··· LISTED RECORDS
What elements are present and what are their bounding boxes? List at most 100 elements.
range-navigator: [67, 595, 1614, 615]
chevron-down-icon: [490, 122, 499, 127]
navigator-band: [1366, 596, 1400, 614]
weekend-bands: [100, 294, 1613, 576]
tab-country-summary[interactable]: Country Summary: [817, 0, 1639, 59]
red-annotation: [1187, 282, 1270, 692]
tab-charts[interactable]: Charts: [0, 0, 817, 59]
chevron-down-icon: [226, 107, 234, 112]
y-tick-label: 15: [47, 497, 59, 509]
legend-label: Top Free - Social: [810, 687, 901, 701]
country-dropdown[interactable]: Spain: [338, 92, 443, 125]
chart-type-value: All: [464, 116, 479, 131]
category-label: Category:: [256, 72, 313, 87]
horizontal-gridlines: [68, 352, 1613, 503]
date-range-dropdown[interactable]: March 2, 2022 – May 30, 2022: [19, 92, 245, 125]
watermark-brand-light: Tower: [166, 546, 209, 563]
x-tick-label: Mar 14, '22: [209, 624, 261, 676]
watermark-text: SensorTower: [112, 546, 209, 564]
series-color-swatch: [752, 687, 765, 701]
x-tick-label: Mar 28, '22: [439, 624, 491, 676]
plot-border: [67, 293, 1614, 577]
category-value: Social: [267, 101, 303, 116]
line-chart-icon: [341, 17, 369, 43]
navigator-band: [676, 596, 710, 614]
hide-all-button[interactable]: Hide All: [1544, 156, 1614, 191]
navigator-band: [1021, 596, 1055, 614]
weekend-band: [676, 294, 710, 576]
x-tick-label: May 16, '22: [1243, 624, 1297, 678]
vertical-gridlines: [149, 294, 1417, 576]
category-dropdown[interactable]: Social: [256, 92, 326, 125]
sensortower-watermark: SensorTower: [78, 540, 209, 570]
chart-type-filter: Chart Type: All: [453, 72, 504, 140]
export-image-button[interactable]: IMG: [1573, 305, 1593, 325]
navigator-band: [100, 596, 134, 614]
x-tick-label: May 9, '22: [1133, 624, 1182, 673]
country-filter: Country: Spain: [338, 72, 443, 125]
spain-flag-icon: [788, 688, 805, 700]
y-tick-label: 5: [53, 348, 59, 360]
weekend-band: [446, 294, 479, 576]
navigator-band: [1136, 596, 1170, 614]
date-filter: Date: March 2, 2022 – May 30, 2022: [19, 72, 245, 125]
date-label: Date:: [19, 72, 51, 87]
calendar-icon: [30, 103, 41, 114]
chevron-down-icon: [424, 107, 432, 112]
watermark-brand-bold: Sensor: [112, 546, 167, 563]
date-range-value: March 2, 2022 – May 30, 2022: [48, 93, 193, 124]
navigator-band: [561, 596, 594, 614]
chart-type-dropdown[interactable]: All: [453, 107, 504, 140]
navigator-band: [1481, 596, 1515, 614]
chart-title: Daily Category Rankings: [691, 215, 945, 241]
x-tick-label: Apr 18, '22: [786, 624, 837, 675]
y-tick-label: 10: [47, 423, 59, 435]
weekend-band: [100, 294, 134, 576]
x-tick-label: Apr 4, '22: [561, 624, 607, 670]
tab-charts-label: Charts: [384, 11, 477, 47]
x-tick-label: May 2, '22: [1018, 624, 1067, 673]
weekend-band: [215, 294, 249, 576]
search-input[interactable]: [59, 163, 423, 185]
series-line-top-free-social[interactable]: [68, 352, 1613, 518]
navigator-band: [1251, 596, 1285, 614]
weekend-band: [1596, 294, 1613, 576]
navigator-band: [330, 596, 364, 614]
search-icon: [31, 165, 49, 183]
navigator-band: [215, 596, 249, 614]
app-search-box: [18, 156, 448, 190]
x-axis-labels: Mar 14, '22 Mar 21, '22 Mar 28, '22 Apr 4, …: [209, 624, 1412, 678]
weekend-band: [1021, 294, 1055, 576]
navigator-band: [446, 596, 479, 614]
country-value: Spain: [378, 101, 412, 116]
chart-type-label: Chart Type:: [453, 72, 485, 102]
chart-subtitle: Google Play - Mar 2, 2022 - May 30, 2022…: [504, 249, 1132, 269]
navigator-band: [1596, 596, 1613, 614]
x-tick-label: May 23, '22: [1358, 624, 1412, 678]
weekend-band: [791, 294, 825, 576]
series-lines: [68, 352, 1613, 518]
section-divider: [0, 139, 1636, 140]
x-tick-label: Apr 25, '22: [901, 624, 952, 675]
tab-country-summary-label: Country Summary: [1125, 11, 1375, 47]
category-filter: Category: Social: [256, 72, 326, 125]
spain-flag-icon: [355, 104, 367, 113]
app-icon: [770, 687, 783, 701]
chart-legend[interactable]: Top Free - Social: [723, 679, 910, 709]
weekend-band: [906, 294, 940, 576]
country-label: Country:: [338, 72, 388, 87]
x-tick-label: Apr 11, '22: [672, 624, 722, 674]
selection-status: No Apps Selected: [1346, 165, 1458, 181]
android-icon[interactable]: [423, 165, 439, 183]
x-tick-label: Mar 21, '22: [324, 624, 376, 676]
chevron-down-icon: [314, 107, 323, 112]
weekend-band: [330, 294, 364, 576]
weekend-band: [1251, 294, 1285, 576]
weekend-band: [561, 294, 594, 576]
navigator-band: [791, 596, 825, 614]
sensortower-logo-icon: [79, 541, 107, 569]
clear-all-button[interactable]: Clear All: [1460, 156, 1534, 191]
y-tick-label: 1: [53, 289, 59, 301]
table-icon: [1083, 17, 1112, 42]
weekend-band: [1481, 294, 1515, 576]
······
> _WHAT TO WORK ON_
Rewrite the lines of the records above so that every "chevron-down-icon" becomes "caret-down-icon", leaving everything else as it is.

> _RESULT OF THIS EXERCISE_
What elements are present and what are their bounding boxes? List at most 100 elements.
range-navigator: [67, 595, 1614, 615]
caret-down-icon: [490, 122, 499, 127]
navigator-band: [1366, 596, 1400, 614]
weekend-bands: [100, 294, 1613, 576]
tab-country-summary[interactable]: Country Summary: [817, 0, 1639, 59]
red-annotation: [1187, 282, 1270, 692]
tab-charts[interactable]: Charts: [0, 0, 817, 59]
caret-down-icon: [226, 107, 234, 112]
y-tick-label: 15: [47, 497, 59, 509]
legend-label: Top Free - Social: [810, 687, 901, 701]
country-dropdown[interactable]: Spain: [338, 92, 443, 125]
chart-type-value: All: [464, 116, 479, 131]
category-label: Category:: [256, 72, 313, 87]
horizontal-gridlines: [68, 352, 1613, 503]
date-range-dropdown[interactable]: March 2, 2022 – May 30, 2022: [19, 92, 245, 125]
watermark-brand-light: Tower: [166, 546, 209, 563]
x-tick-label: Mar 14, '22: [209, 624, 261, 676]
watermark-text: SensorTower: [112, 546, 209, 564]
series-color-swatch: [752, 687, 765, 701]
x-tick-label: Mar 28, '22: [439, 624, 491, 676]
plot-border: [67, 293, 1614, 577]
category-value: Social: [267, 101, 303, 116]
line-chart-icon: [341, 17, 369, 43]
navigator-band: [676, 596, 710, 614]
hide-all-button[interactable]: Hide All: [1544, 156, 1614, 191]
navigator-band: [1021, 596, 1055, 614]
weekend-band: [676, 294, 710, 576]
x-tick-label: May 16, '22: [1243, 624, 1297, 678]
vertical-gridlines: [149, 294, 1417, 576]
category-dropdown[interactable]: Social: [256, 92, 326, 125]
sensortower-watermark: SensorTower: [78, 540, 209, 570]
chart-type-filter: Chart Type: All: [453, 72, 504, 140]
export-image-button[interactable]: IMG: [1573, 305, 1593, 325]
navigator-band: [100, 596, 134, 614]
x-tick-label: May 9, '22: [1133, 624, 1182, 673]
country-filter: Country: Spain: [338, 72, 443, 125]
spain-flag-icon: [788, 688, 805, 700]
y-tick-label: 5: [53, 348, 59, 360]
weekend-band: [446, 294, 479, 576]
navigator-band: [1136, 596, 1170, 614]
date-filter: Date: March 2, 2022 – May 30, 2022: [19, 72, 245, 125]
date-label: Date:: [19, 72, 51, 87]
calendar-icon: [30, 103, 41, 114]
caret-down-icon: [424, 107, 432, 112]
watermark-brand-bold: Sensor: [112, 546, 167, 563]
date-range-value: March 2, 2022 – May 30, 2022: [48, 93, 193, 124]
navigator-band: [561, 596, 594, 614]
chart-type-dropdown[interactable]: All: [453, 107, 504, 140]
navigator-band: [1481, 596, 1515, 614]
chart-title: Daily Category Rankings: [691, 215, 945, 241]
x-tick-label: Apr 18, '22: [786, 624, 837, 675]
y-tick-label: 10: [47, 423, 59, 435]
weekend-band: [100, 294, 134, 576]
x-tick-label: Apr 4, '22: [561, 624, 607, 670]
tab-charts-label: Charts: [384, 11, 477, 47]
x-tick-label: May 2, '22: [1018, 624, 1067, 673]
weekend-band: [215, 294, 249, 576]
search-input[interactable]: [59, 163, 423, 185]
series-line-top-free-social[interactable]: [68, 352, 1613, 518]
navigator-band: [1251, 596, 1285, 614]
weekend-band: [1596, 294, 1613, 576]
navigator-band: [330, 596, 364, 614]
search-icon: [31, 165, 49, 183]
navigator-band: [215, 596, 249, 614]
app-search-box: [18, 156, 448, 190]
x-axis-labels: Mar 14, '22 Mar 21, '22 Mar 28, '22 Apr 4, …: [209, 624, 1412, 678]
weekend-band: [1021, 294, 1055, 576]
navigator-band: [446, 596, 479, 614]
country-value: Spain: [378, 101, 412, 116]
chart-type-label: Chart Type:: [453, 72, 485, 102]
chart-subtitle: Google Play - Mar 2, 2022 - May 30, 2022…: [504, 249, 1132, 269]
navigator-band: [1596, 596, 1613, 614]
x-tick-label: May 23, '22: [1358, 624, 1412, 678]
weekend-band: [791, 294, 825, 576]
series-lines: [68, 352, 1613, 518]
section-divider: [0, 139, 1636, 140]
x-tick-label: Apr 25, '22: [901, 624, 952, 675]
tab-country-summary-label: Country Summary: [1125, 11, 1375, 47]
category-filter: Category: Social: [256, 72, 326, 125]
spain-flag-icon: [355, 104, 367, 113]
app-icon: [770, 687, 783, 701]
chart-legend[interactable]: Top Free - Social: [723, 679, 910, 709]
weekend-band: [906, 294, 940, 576]
country-label: Country:: [338, 72, 388, 87]
x-tick-label: Apr 11, '22: [672, 624, 722, 674]
selection-status: No Apps Selected: [1346, 165, 1458, 181]
android-icon[interactable]: [423, 165, 439, 183]
x-tick-label: Mar 21, '22: [324, 624, 376, 676]
caret-down-icon: [314, 107, 323, 112]
weekend-band: [330, 294, 364, 576]
weekend-band: [1251, 294, 1285, 576]
weekend-band: [561, 294, 594, 576]
navigator-band: [791, 596, 825, 614]
sensortower-logo-icon: [79, 541, 107, 569]
clear-all-button[interactable]: Clear All: [1460, 156, 1534, 191]
y-tick-label: 1: [53, 289, 59, 301]
table-icon: [1083, 17, 1112, 42]
weekend-band: [1481, 294, 1515, 576]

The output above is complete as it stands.